__Data lines__:
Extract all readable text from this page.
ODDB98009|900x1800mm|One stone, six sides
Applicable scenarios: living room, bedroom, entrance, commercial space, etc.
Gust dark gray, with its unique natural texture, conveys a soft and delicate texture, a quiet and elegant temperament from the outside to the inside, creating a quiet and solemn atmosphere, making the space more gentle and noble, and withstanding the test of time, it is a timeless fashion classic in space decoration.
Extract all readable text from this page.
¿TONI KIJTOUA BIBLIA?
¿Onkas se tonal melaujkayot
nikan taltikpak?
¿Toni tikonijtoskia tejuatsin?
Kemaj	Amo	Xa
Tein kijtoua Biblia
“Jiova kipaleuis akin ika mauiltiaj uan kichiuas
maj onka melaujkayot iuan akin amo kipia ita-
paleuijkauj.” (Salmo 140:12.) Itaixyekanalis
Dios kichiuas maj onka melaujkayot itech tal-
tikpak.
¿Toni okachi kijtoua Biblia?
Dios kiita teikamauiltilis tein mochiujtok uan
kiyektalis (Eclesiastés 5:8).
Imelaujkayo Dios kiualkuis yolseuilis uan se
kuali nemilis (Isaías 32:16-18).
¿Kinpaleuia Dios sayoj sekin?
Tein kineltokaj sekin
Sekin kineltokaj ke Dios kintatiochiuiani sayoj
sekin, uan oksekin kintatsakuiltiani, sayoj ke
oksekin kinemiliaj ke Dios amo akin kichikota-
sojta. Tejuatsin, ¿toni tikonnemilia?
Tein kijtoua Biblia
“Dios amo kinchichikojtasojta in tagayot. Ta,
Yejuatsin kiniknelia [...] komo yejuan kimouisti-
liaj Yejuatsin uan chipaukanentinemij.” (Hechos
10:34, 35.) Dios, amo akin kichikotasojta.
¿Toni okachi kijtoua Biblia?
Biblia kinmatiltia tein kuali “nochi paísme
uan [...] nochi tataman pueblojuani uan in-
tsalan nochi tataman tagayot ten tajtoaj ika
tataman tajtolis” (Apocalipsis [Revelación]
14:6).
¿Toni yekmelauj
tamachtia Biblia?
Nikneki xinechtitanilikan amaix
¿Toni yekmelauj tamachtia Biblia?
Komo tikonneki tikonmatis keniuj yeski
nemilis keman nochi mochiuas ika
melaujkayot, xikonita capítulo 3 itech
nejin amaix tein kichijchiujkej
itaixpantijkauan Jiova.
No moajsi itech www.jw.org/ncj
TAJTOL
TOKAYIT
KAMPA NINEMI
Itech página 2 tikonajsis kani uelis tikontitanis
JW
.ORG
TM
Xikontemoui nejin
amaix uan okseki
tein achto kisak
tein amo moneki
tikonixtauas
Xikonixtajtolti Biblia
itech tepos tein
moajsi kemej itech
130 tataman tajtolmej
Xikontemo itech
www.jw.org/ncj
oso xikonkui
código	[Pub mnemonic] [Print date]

__Problem to work on__:
Return all lines with the word "tamachtia" in them.

__Finished exercise__:
tamachtia Biblia?
¿Toni yekmelauj tamachtia Biblia?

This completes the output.